## Data records

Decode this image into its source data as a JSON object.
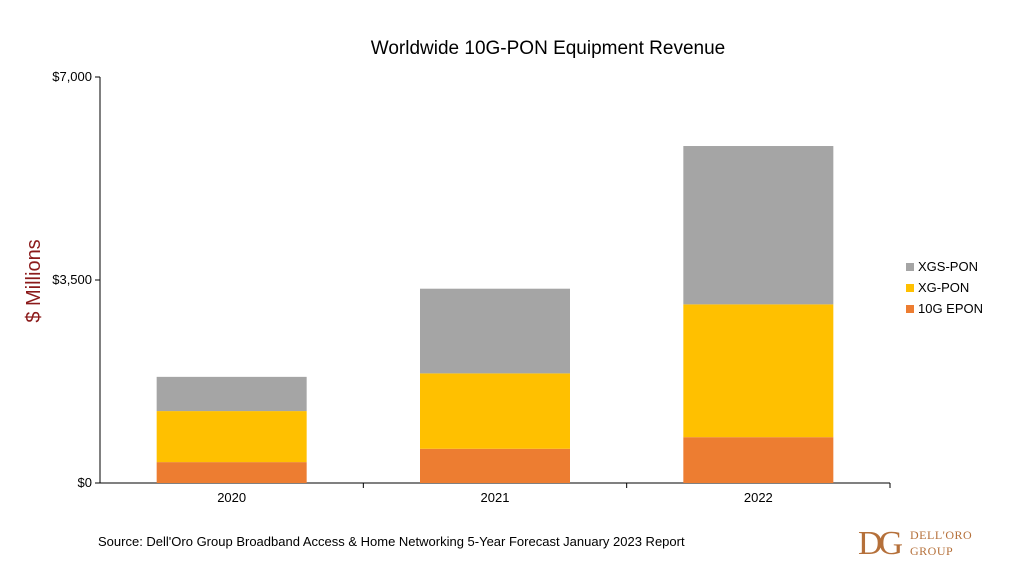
{
  "chart_data": {
    "type": "bar",
    "stacked": true,
    "title": "Worldwide 10G-PON Equipment Revenue",
    "ylabel": "$ Millions",
    "xlabel": "",
    "categories": [
      "2020",
      "2021",
      "2022"
    ],
    "ylim": [
      0,
      7000
    ],
    "yticks": [
      0,
      3500,
      7000
    ],
    "ytick_labels": [
      "$0",
      "$3,500",
      "$7,000"
    ],
    "series": [
      {
        "name": "10G EPON",
        "color": "#ED7D31",
        "values": [
          360,
          590,
          790
        ]
      },
      {
        "name": "XG-PON",
        "color": "#FFC000",
        "values": [
          880,
          1300,
          2290
        ]
      },
      {
        "name": "XGS-PON",
        "color": "#A5A5A5",
        "values": [
          590,
          1460,
          2730
        ]
      }
    ],
    "legend_order": [
      "XGS-PON",
      "XG-PON",
      "10G EPON"
    ],
    "legend_position": "right",
    "grid": false
  },
  "source": "Source: Dell'Oro Group Broadband Access & Home Networking 5-Year Forecast January 2023 Report",
  "logo": {
    "mark": "DG",
    "line1": "DELL'ORO",
    "line2": "GROUP"
  }
}
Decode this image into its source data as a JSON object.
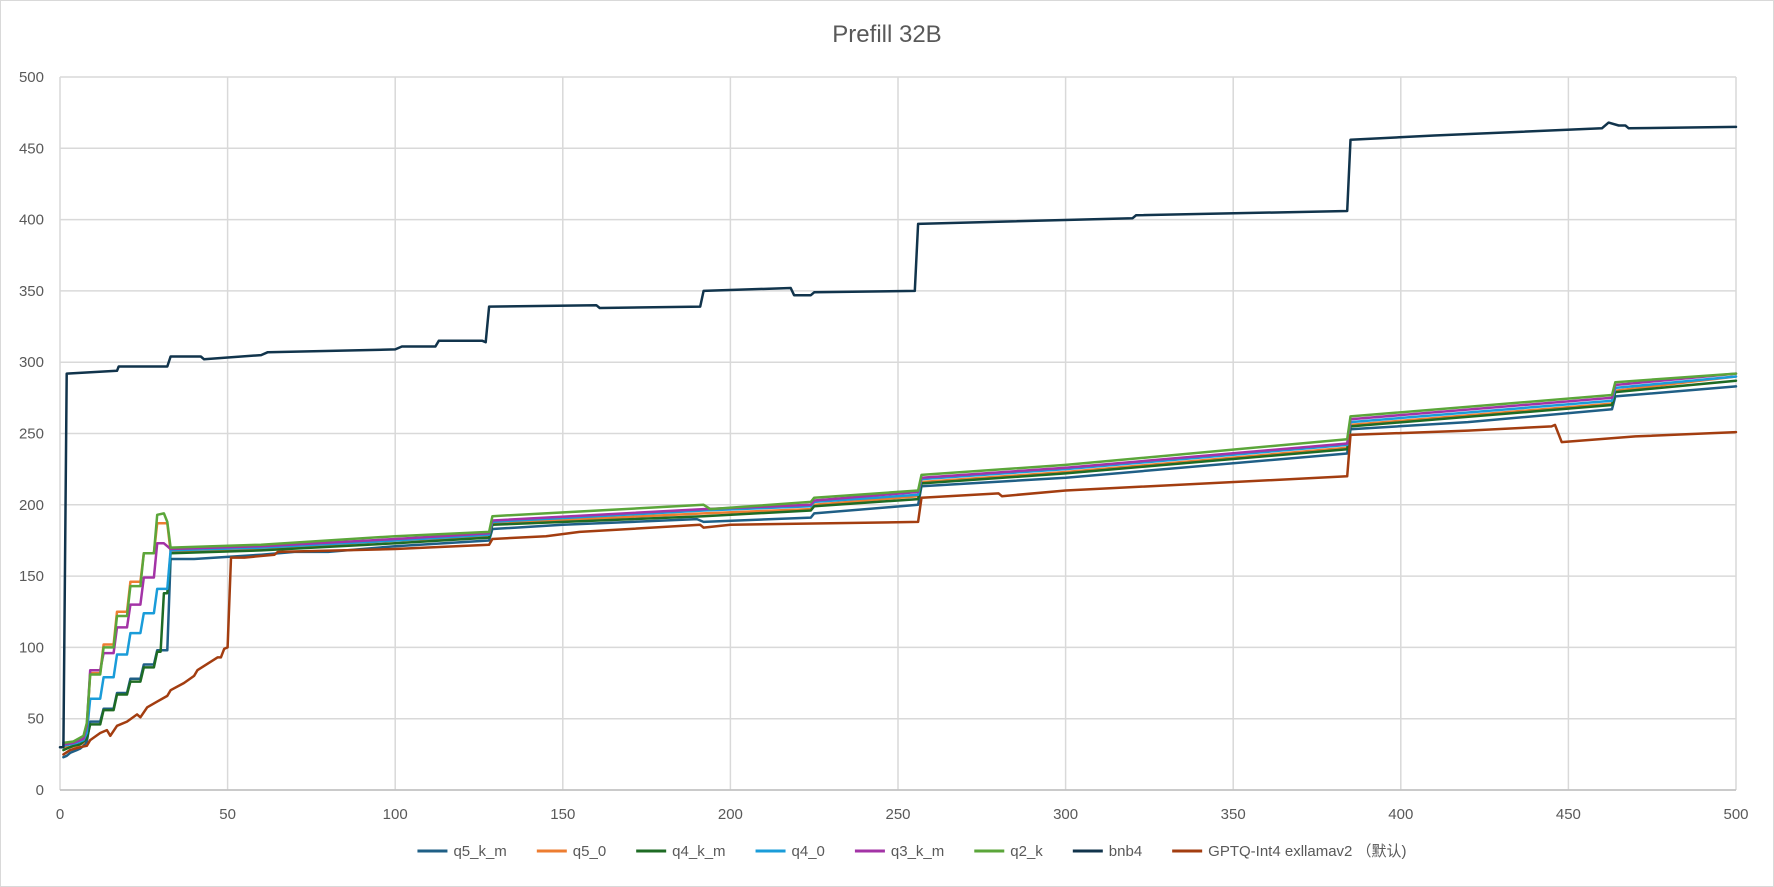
{
  "chart_data": {
    "type": "line",
    "title": "Prefill 32B",
    "xlabel": "",
    "ylabel": "",
    "xlim": [
      0,
      500
    ],
    "ylim": [
      0,
      500
    ],
    "xticks": [
      0,
      50,
      100,
      150,
      200,
      250,
      300,
      350,
      400,
      450,
      500
    ],
    "yticks": [
      0,
      50,
      100,
      150,
      200,
      250,
      300,
      350,
      400,
      450,
      500
    ],
    "grid": true,
    "legend_position": "bottom",
    "series": [
      {
        "name": "q5_k_m",
        "color": "#1f5f86",
        "points": [
          [
            1,
            23
          ],
          [
            2,
            24
          ],
          [
            3,
            26
          ],
          [
            4,
            27
          ],
          [
            5,
            28
          ],
          [
            6,
            29
          ],
          [
            7,
            31
          ],
          [
            8,
            34
          ],
          [
            9,
            48
          ],
          [
            12,
            48
          ],
          [
            13,
            57
          ],
          [
            16,
            57
          ],
          [
            17,
            68
          ],
          [
            20,
            68
          ],
          [
            21,
            78
          ],
          [
            24,
            78
          ],
          [
            25,
            88
          ],
          [
            28,
            88
          ],
          [
            29,
            98
          ],
          [
            32,
            98
          ],
          [
            33,
            162
          ],
          [
            40,
            162
          ],
          [
            60,
            165
          ],
          [
            70,
            167
          ],
          [
            80,
            167
          ],
          [
            100,
            171
          ],
          [
            128,
            175
          ],
          [
            129,
            183
          ],
          [
            150,
            186
          ],
          [
            190,
            190
          ],
          [
            192,
            188
          ],
          [
            224,
            191
          ],
          [
            225,
            194
          ],
          [
            256,
            200
          ],
          [
            257,
            213
          ],
          [
            300,
            219
          ],
          [
            384,
            236
          ],
          [
            385,
            253
          ],
          [
            420,
            258
          ],
          [
            463,
            267
          ],
          [
            464,
            276
          ],
          [
            500,
            283
          ]
        ]
      },
      {
        "name": "q5_0",
        "color": "#ed7d31",
        "points": [
          [
            1,
            30
          ],
          [
            3,
            30
          ],
          [
            5,
            31
          ],
          [
            7,
            33
          ],
          [
            8,
            43
          ],
          [
            9,
            82
          ],
          [
            12,
            82
          ],
          [
            13,
            102
          ],
          [
            16,
            102
          ],
          [
            17,
            125
          ],
          [
            20,
            125
          ],
          [
            21,
            146
          ],
          [
            24,
            146
          ],
          [
            25,
            166
          ],
          [
            28,
            166
          ],
          [
            29,
            187
          ],
          [
            32,
            187
          ],
          [
            33,
            167
          ],
          [
            60,
            169
          ],
          [
            100,
            175
          ],
          [
            128,
            178
          ],
          [
            129,
            187
          ],
          [
            192,
            194
          ],
          [
            224,
            197
          ],
          [
            225,
            200
          ],
          [
            256,
            206
          ],
          [
            257,
            216
          ],
          [
            300,
            223
          ],
          [
            384,
            240
          ],
          [
            385,
            256
          ],
          [
            463,
            271
          ],
          [
            464,
            280
          ],
          [
            500,
            290
          ]
        ]
      },
      {
        "name": "q4_k_m",
        "color": "#1e6b24",
        "points": [
          [
            1,
            28
          ],
          [
            2,
            29
          ],
          [
            4,
            31
          ],
          [
            6,
            32
          ],
          [
            7,
            34
          ],
          [
            8,
            36
          ],
          [
            9,
            46
          ],
          [
            12,
            46
          ],
          [
            13,
            56
          ],
          [
            16,
            56
          ],
          [
            17,
            67
          ],
          [
            20,
            67
          ],
          [
            21,
            76
          ],
          [
            24,
            76
          ],
          [
            25,
            86
          ],
          [
            28,
            86
          ],
          [
            29,
            97
          ],
          [
            30,
            97
          ],
          [
            31,
            138
          ],
          [
            32,
            138
          ],
          [
            33,
            166
          ],
          [
            60,
            168
          ],
          [
            100,
            173
          ],
          [
            128,
            177
          ],
          [
            129,
            186
          ],
          [
            192,
            192
          ],
          [
            224,
            196
          ],
          [
            225,
            199
          ],
          [
            256,
            204
          ],
          [
            257,
            215
          ],
          [
            300,
            222
          ],
          [
            384,
            239
          ],
          [
            385,
            255
          ],
          [
            463,
            270
          ],
          [
            464,
            279
          ],
          [
            500,
            287
          ]
        ]
      },
      {
        "name": "q4_0",
        "color": "#1a9cd9",
        "points": [
          [
            1,
            31
          ],
          [
            3,
            32
          ],
          [
            5,
            33
          ],
          [
            7,
            35
          ],
          [
            8,
            40
          ],
          [
            9,
            64
          ],
          [
            12,
            64
          ],
          [
            13,
            79
          ],
          [
            16,
            79
          ],
          [
            17,
            95
          ],
          [
            20,
            95
          ],
          [
            21,
            110
          ],
          [
            24,
            110
          ],
          [
            25,
            124
          ],
          [
            28,
            124
          ],
          [
            29,
            141
          ],
          [
            32,
            141
          ],
          [
            33,
            168
          ],
          [
            60,
            170
          ],
          [
            100,
            175
          ],
          [
            128,
            179
          ],
          [
            129,
            188
          ],
          [
            192,
            196
          ],
          [
            224,
            199
          ],
          [
            225,
            202
          ],
          [
            256,
            207
          ],
          [
            257,
            218
          ],
          [
            300,
            225
          ],
          [
            384,
            242
          ],
          [
            385,
            258
          ],
          [
            463,
            273
          ],
          [
            464,
            282
          ],
          [
            500,
            290
          ]
        ]
      },
      {
        "name": "q3_k_m",
        "color": "#a333a6",
        "points": [
          [
            1,
            32
          ],
          [
            4,
            33
          ],
          [
            7,
            36
          ],
          [
            8,
            45
          ],
          [
            9,
            84
          ],
          [
            12,
            84
          ],
          [
            13,
            96
          ],
          [
            16,
            96
          ],
          [
            17,
            114
          ],
          [
            20,
            114
          ],
          [
            21,
            130
          ],
          [
            24,
            130
          ],
          [
            25,
            149
          ],
          [
            28,
            149
          ],
          [
            29,
            173
          ],
          [
            31,
            173
          ],
          [
            32,
            171
          ],
          [
            33,
            169
          ],
          [
            60,
            171
          ],
          [
            100,
            176
          ],
          [
            128,
            180
          ],
          [
            129,
            189
          ],
          [
            192,
            197
          ],
          [
            224,
            200
          ],
          [
            225,
            203
          ],
          [
            256,
            209
          ],
          [
            257,
            219
          ],
          [
            300,
            226
          ],
          [
            384,
            243
          ],
          [
            385,
            260
          ],
          [
            463,
            275
          ],
          [
            464,
            284
          ],
          [
            500,
            292
          ]
        ]
      },
      {
        "name": "q2_k",
        "color": "#5ba63a",
        "points": [
          [
            1,
            33
          ],
          [
            4,
            34
          ],
          [
            7,
            38
          ],
          [
            8,
            47
          ],
          [
            9,
            81
          ],
          [
            12,
            81
          ],
          [
            13,
            100
          ],
          [
            16,
            100
          ],
          [
            17,
            122
          ],
          [
            20,
            122
          ],
          [
            21,
            143
          ],
          [
            24,
            143
          ],
          [
            25,
            166
          ],
          [
            28,
            166
          ],
          [
            29,
            193
          ],
          [
            31,
            194
          ],
          [
            32,
            188
          ],
          [
            33,
            170
          ],
          [
            60,
            172
          ],
          [
            100,
            178
          ],
          [
            128,
            181
          ],
          [
            129,
            192
          ],
          [
            192,
            200
          ],
          [
            194,
            197
          ],
          [
            224,
            202
          ],
          [
            225,
            205
          ],
          [
            256,
            210
          ],
          [
            257,
            221
          ],
          [
            300,
            228
          ],
          [
            384,
            246
          ],
          [
            385,
            262
          ],
          [
            463,
            277
          ],
          [
            464,
            286
          ],
          [
            500,
            292
          ]
        ]
      },
      {
        "name": "bnb4",
        "color": "#11344c",
        "points": [
          [
            0,
            30
          ],
          [
            1,
            30
          ],
          [
            2,
            292
          ],
          [
            17,
            294
          ],
          [
            17.5,
            297
          ],
          [
            32,
            297
          ],
          [
            33,
            304
          ],
          [
            42,
            304
          ],
          [
            43,
            302
          ],
          [
            60,
            305
          ],
          [
            62,
            307
          ],
          [
            100,
            309
          ],
          [
            102,
            311
          ],
          [
            112,
            311
          ],
          [
            113,
            315
          ],
          [
            126,
            315
          ],
          [
            127,
            314
          ],
          [
            128,
            339
          ],
          [
            160,
            340
          ],
          [
            161,
            338
          ],
          [
            191,
            339
          ],
          [
            192,
            350
          ],
          [
            218,
            352
          ],
          [
            219,
            347
          ],
          [
            224,
            347
          ],
          [
            225,
            349
          ],
          [
            255,
            350
          ],
          [
            256,
            397
          ],
          [
            320,
            401
          ],
          [
            321,
            403
          ],
          [
            384,
            406
          ],
          [
            385,
            456
          ],
          [
            410,
            459
          ],
          [
            460,
            464
          ],
          [
            462,
            468
          ],
          [
            465,
            466
          ],
          [
            467,
            466
          ],
          [
            468,
            464
          ],
          [
            500,
            465
          ]
        ]
      },
      {
        "name": "GPTQ-Int4 exllamav2 （默认)",
        "color": "#a33d10",
        "points": [
          [
            1,
            25
          ],
          [
            3,
            28
          ],
          [
            6,
            30
          ],
          [
            8,
            31
          ],
          [
            9,
            35
          ],
          [
            12,
            40
          ],
          [
            14,
            42
          ],
          [
            15,
            38
          ],
          [
            17,
            45
          ],
          [
            20,
            48
          ],
          [
            23,
            53
          ],
          [
            24,
            51
          ],
          [
            26,
            58
          ],
          [
            29,
            62
          ],
          [
            32,
            66
          ],
          [
            33,
            70
          ],
          [
            37,
            75
          ],
          [
            40,
            80
          ],
          [
            41,
            84
          ],
          [
            45,
            90
          ],
          [
            47,
            93
          ],
          [
            48,
            93
          ],
          [
            49,
            99
          ],
          [
            50,
            100
          ],
          [
            51,
            163
          ],
          [
            55,
            163
          ],
          [
            64,
            165
          ],
          [
            65,
            167
          ],
          [
            100,
            169
          ],
          [
            128,
            172
          ],
          [
            129,
            176
          ],
          [
            145,
            178
          ],
          [
            155,
            181
          ],
          [
            191,
            186
          ],
          [
            192,
            184
          ],
          [
            200,
            186
          ],
          [
            256,
            188
          ],
          [
            257,
            205
          ],
          [
            280,
            208
          ],
          [
            281,
            206
          ],
          [
            300,
            210
          ],
          [
            384,
            220
          ],
          [
            385,
            249
          ],
          [
            420,
            252
          ],
          [
            445,
            255
          ],
          [
            446,
            256
          ],
          [
            448,
            244
          ],
          [
            470,
            248
          ],
          [
            500,
            251
          ]
        ]
      }
    ]
  }
}
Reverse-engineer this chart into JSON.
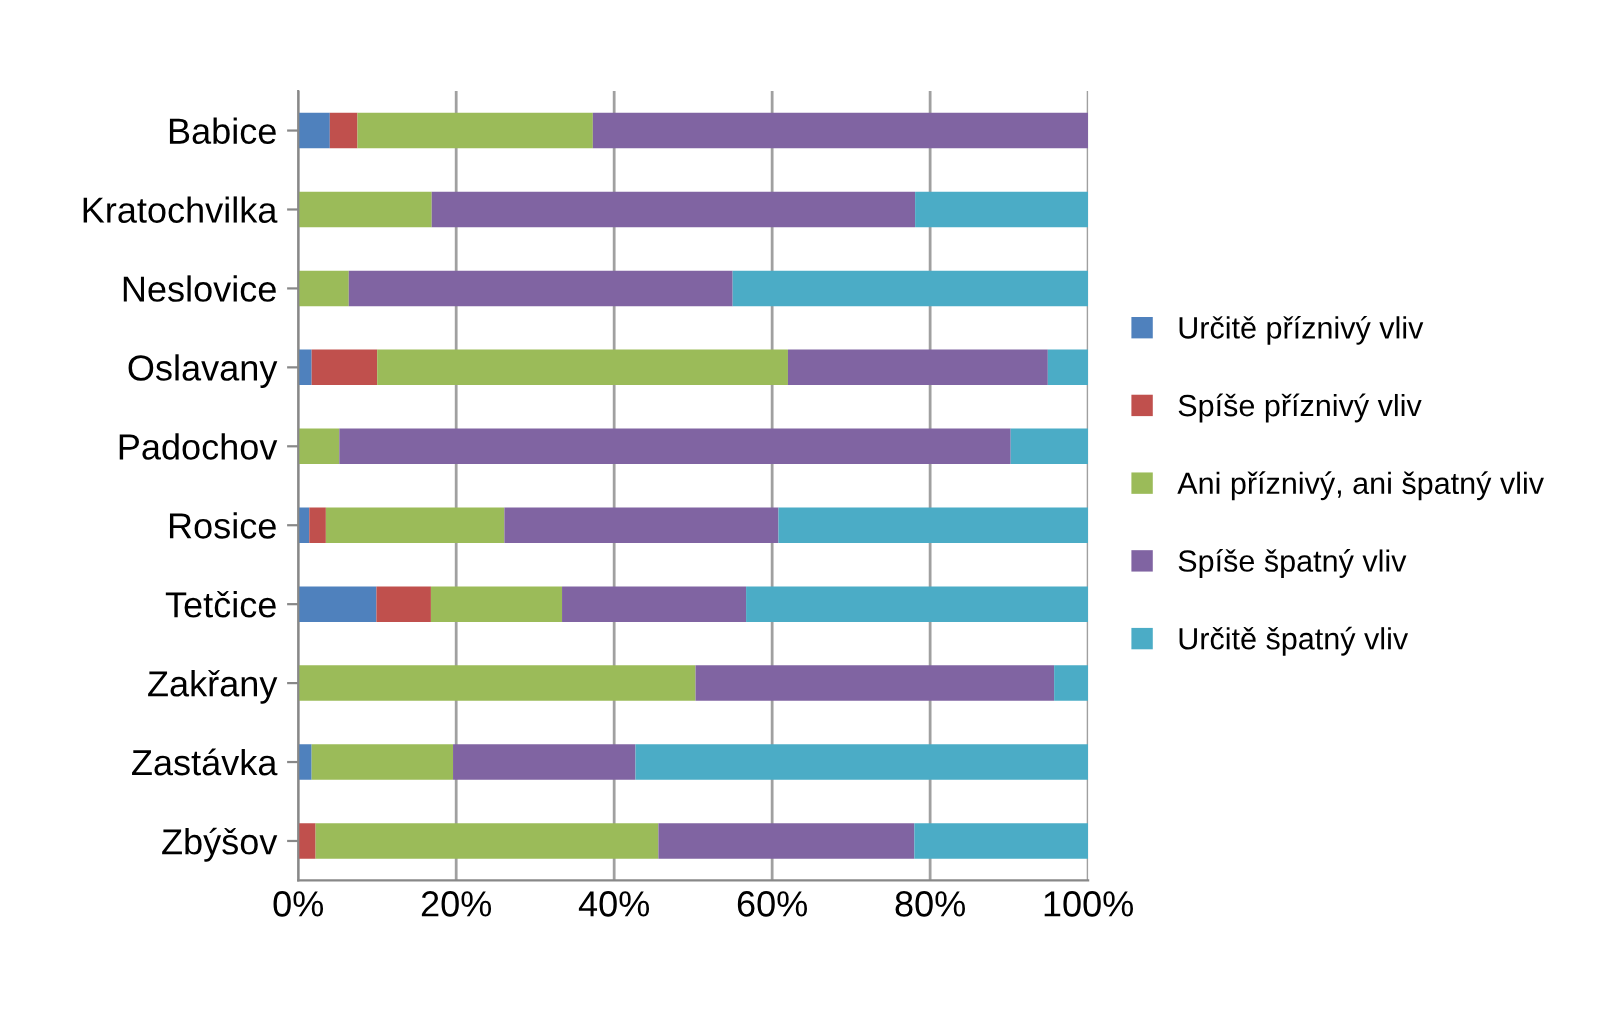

## Problem
Going through the data, tally the lines containing "color" and report only the result.

## Solution for this exercise
11